### Extrait source:
-*-*-

Côte d’Ivoire : « Des opposants me prenaient de l’argent pour aller m’insulter » (Laurent Gbagbo)

Détenus d'opinion : les assurances de l'ex-président aux épouses

Côte d’Ivoire : « Des opposants me prenaient de l’argent pour aller m’insulter » (Laurent Gbagbo)
Laurent Gbagbo, ancien président de Côte d'Ivoire. (ph : dr)

Recevant ce lundi 2 août 2021, à Abidjan-II-Plateaux-Vallons, les épouses des « détenus d’opinion », l’ancien chef de l’État, Laurent Gbagbo, a levé le voile sur quelques « vérités » demeurées... Ci-après l’intégralité de son discours.

 

Discours du président Laurent Gbagbo devant les épouses des détenus d’opinion de 2011-2021

Chers Maîtres (parlant des avocats), je vous remercie de votre présence. Je leur dis Merci parce qu'ils ont été également mes avocats, beaucoup sont allés me voir à Korhogo. Et après Korhogo, Agathe a été cooptée par l'équipe qui m'a défendu pendant ces 10 ans à la Haye, donc je les connais tous. Merci !

-*-*-

(Données d'annotation de mise en page)
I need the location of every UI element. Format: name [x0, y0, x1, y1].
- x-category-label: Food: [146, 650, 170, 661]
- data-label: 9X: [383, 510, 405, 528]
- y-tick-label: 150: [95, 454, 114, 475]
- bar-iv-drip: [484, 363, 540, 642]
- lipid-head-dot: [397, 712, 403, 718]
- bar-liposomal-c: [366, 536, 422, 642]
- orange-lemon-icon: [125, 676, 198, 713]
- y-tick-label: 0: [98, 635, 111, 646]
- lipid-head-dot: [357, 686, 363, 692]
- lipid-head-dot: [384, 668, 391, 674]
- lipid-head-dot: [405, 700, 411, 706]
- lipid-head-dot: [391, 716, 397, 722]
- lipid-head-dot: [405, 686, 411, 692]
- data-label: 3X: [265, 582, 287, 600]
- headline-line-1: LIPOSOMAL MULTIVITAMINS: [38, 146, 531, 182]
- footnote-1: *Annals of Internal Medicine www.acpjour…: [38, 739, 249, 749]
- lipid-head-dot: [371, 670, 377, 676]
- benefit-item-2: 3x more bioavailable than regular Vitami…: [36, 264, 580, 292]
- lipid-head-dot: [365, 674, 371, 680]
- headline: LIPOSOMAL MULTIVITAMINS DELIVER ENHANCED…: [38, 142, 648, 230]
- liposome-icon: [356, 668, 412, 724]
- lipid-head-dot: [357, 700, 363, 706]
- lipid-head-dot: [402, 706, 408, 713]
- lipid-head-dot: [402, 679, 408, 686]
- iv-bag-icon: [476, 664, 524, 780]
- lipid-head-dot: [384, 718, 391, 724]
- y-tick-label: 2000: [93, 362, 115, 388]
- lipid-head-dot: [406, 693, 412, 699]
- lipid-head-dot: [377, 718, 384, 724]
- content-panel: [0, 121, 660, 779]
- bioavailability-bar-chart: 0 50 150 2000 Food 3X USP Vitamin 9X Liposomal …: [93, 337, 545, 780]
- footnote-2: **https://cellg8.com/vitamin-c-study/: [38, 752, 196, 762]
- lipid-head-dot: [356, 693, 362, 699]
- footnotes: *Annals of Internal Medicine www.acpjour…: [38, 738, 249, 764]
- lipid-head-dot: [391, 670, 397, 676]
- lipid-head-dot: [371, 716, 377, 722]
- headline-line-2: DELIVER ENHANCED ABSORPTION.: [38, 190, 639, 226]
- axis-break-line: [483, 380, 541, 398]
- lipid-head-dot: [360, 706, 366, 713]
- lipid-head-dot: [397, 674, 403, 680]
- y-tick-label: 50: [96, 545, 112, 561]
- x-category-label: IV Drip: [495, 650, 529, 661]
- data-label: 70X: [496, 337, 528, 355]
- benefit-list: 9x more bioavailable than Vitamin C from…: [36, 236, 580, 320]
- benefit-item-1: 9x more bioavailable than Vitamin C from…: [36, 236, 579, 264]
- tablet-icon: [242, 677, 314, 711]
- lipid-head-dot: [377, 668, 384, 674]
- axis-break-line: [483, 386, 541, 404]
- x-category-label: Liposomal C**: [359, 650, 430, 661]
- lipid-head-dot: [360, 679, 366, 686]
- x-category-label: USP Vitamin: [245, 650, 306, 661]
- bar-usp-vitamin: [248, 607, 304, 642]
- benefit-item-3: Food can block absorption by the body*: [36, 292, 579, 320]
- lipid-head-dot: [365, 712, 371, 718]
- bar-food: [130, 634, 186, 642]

-*-*-

### Consigne 1:
Recopiez fidèlement le passage de l'extrait sur le discours de Laurent Gbagbo qui va de « Chers Maîtres (parlant » jusqu'à « tous. Merci ! ».
### Consigne 2:
D'après l'extrait sur le discours de Laurent Gbagbo, dans quel lieu l'ancien chef de l'État a-t-il reçu les épouses des détenus d'opinion le 2 août 2021 ?

### Bonne réponse 1:
Chers Maîtres (parlant des avocats), je vous remercie de votre présence. Je leur dis Merci parce qu'ils ont été également mes avocats, beaucoup sont allés me voir à Korhogo. Et après Korhogo, Agathe a été cooptée par l'équipe qui m'a défendu pendant ces 10 ans à la Haye, donc je les connais tous. Merci !

### Bonne réponse 2:
À Abidjan-II-Plateaux-Vallons.